Exercise instructions
Every entry should be repeated exactly. Omit the pictures.

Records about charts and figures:
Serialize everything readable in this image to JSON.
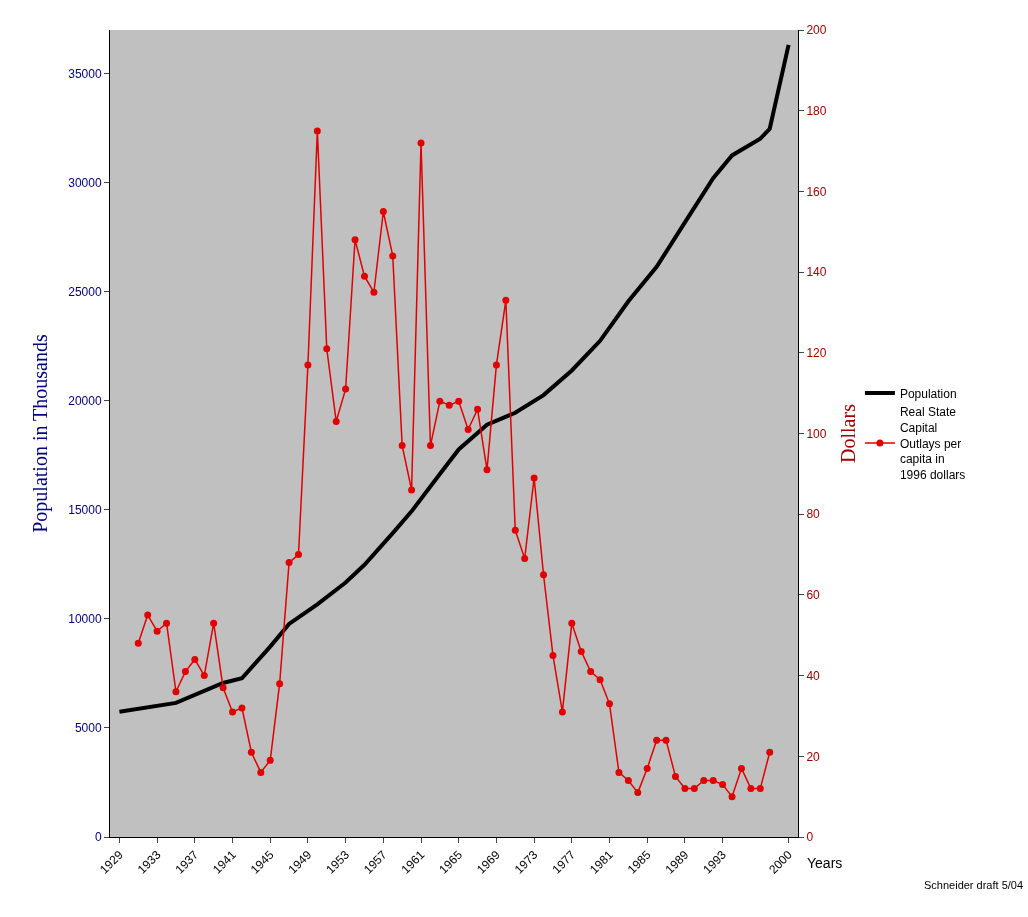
{
  "chart_data": {
    "type": "line",
    "xlabel": "Years",
    "ylabel": "Population in Thousands",
    "y2label": "Dollars",
    "xlim": [
      1928,
      2001
    ],
    "xticks": [
      1929,
      1933,
      1937,
      1941,
      1945,
      1949,
      1953,
      1957,
      1961,
      1965,
      1969,
      1973,
      1977,
      1981,
      1985,
      1989,
      1993,
      2000
    ],
    "ylim": [
      0,
      37000
    ],
    "yticks": [
      0,
      5000,
      10000,
      15000,
      20000,
      25000,
      30000,
      35000
    ],
    "y2lim": [
      0,
      200
    ],
    "y2ticks": [
      0,
      20,
      40,
      60,
      80,
      100,
      120,
      140,
      160,
      180,
      200
    ],
    "grid": false,
    "legend": "right",
    "annotations": [
      "Schneider draft 5/04"
    ],
    "series": [
      {
        "name": "Population",
        "color": "#000000",
        "marker": "none",
        "axis": "y",
        "x": [
          1929,
          1935,
          1940,
          1942,
          1945,
          1947,
          1950,
          1953,
          1955,
          1958,
          1960,
          1963,
          1965,
          1968,
          1971,
          1974,
          1977,
          1980,
          1983,
          1986,
          1989,
          1992,
          1994,
          1997,
          1998,
          2000
        ],
        "values": [
          5740,
          6150,
          7060,
          7280,
          8730,
          9770,
          10670,
          11670,
          12480,
          13930,
          14930,
          16640,
          17770,
          18900,
          19450,
          20260,
          21390,
          22750,
          24560,
          26140,
          28180,
          30210,
          31250,
          32020,
          32470,
          36320
        ]
      },
      {
        "name": "Real State Capital Outlays per capita in 1996 dollars",
        "color": "#e00000",
        "marker": "circle",
        "axis": "y2",
        "x": [
          1931,
          1932,
          1933,
          1934,
          1935,
          1936,
          1937,
          1938,
          1939,
          1940,
          1941,
          1942,
          1943,
          1944,
          1945,
          1946,
          1947,
          1948,
          1949,
          1950,
          1951,
          1952,
          1953,
          1954,
          1955,
          1956,
          1957,
          1958,
          1959,
          1960,
          1961,
          1962,
          1963,
          1964,
          1965,
          1966,
          1967,
          1968,
          1969,
          1970,
          1971,
          1972,
          1973,
          1974,
          1975,
          1976,
          1977,
          1978,
          1979,
          1980,
          1981,
          1982,
          1983,
          1984,
          1985,
          1986,
          1987,
          1988,
          1989,
          1990,
          1991,
          1992,
          1993,
          1994,
          1995,
          1996,
          1997,
          1998
        ],
        "values": [
          48,
          55,
          51,
          53,
          36,
          41,
          44,
          40,
          53,
          37,
          31,
          32,
          21,
          16,
          19,
          38,
          68,
          70,
          117,
          175,
          121,
          103,
          111,
          148,
          139,
          135,
          155,
          144,
          97,
          86,
          172,
          97,
          108,
          107,
          108,
          101,
          106,
          91,
          117,
          133,
          76,
          69,
          89,
          65,
          45,
          31,
          53,
          46,
          41,
          39,
          33,
          16,
          14,
          11,
          17,
          24,
          24,
          15,
          12,
          12,
          14,
          14,
          13,
          10,
          17,
          12,
          12,
          21
        ]
      }
    ]
  }
}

Result of the task
Serialize everything readable in this image to JSON.
{
  "chart_data": {
    "type": "line",
    "xlabel": "Years",
    "ylabel": "Population in Thousands",
    "y2label": "Dollars",
    "xlim": [
      1928,
      2001
    ],
    "xticks": [
      1929,
      1933,
      1937,
      1941,
      1945,
      1949,
      1953,
      1957,
      1961,
      1965,
      1969,
      1973,
      1977,
      1981,
      1985,
      1989,
      1993,
      2000
    ],
    "ylim": [
      0,
      37000
    ],
    "yticks": [
      0,
      5000,
      10000,
      15000,
      20000,
      25000,
      30000,
      35000
    ],
    "y2lim": [
      0,
      200
    ],
    "y2ticks": [
      0,
      20,
      40,
      60,
      80,
      100,
      120,
      140,
      160,
      180,
      200
    ],
    "grid": false,
    "legend": "right",
    "annotations": [
      "Schneider draft 5/04"
    ],
    "series": [
      {
        "name": "Population",
        "color": "#000000",
        "marker": "none",
        "axis": "y",
        "x": [
          1929,
          1935,
          1940,
          1942,
          1945,
          1947,
          1950,
          1953,
          1955,
          1958,
          1960,
          1963,
          1965,
          1968,
          1971,
          1974,
          1977,
          1980,
          1983,
          1986,
          1989,
          1992,
          1994,
          1997,
          1998,
          2000
        ],
        "values": [
          5740,
          6150,
          7060,
          7280,
          8730,
          9770,
          10670,
          11670,
          12480,
          13930,
          14930,
          16640,
          17770,
          18900,
          19450,
          20260,
          21390,
          22750,
          24560,
          26140,
          28180,
          30210,
          31250,
          32020,
          32470,
          36320
        ]
      },
      {
        "name": "Real State Capital Outlays per capita in 1996 dollars",
        "color": "#e00000",
        "marker": "circle",
        "axis": "y2",
        "x": [
          1931,
          1932,
          1933,
          1934,
          1935,
          1936,
          1937,
          1938,
          1939,
          1940,
          1941,
          1942,
          1943,
          1944,
          1945,
          1946,
          1947,
          1948,
          1949,
          1950,
          1951,
          1952,
          1953,
          1954,
          1955,
          1956,
          1957,
          1958,
          1959,
          1960,
          1961,
          1962,
          1963,
          1964,
          1965,
          1966,
          1967,
          1968,
          1969,
          1970,
          1971,
          1972,
          1973,
          1974,
          1975,
          1976,
          1977,
          1978,
          1979,
          1980,
          1981,
          1982,
          1983,
          1984,
          1985,
          1986,
          1987,
          1988,
          1989,
          1990,
          1991,
          1992,
          1993,
          1994,
          1995,
          1996,
          1997,
          1998
        ],
        "values": [
          48,
          55,
          51,
          53,
          36,
          41,
          44,
          40,
          53,
          37,
          31,
          32,
          21,
          16,
          19,
          38,
          68,
          70,
          117,
          175,
          121,
          103,
          111,
          148,
          139,
          135,
          155,
          144,
          97,
          86,
          172,
          97,
          108,
          107,
          108,
          101,
          106,
          91,
          117,
          133,
          76,
          69,
          89,
          65,
          45,
          31,
          53,
          46,
          41,
          39,
          33,
          16,
          14,
          11,
          17,
          24,
          24,
          15,
          12,
          12,
          14,
          14,
          13,
          10,
          17,
          12,
          12,
          21
        ]
      }
    ]
  }
}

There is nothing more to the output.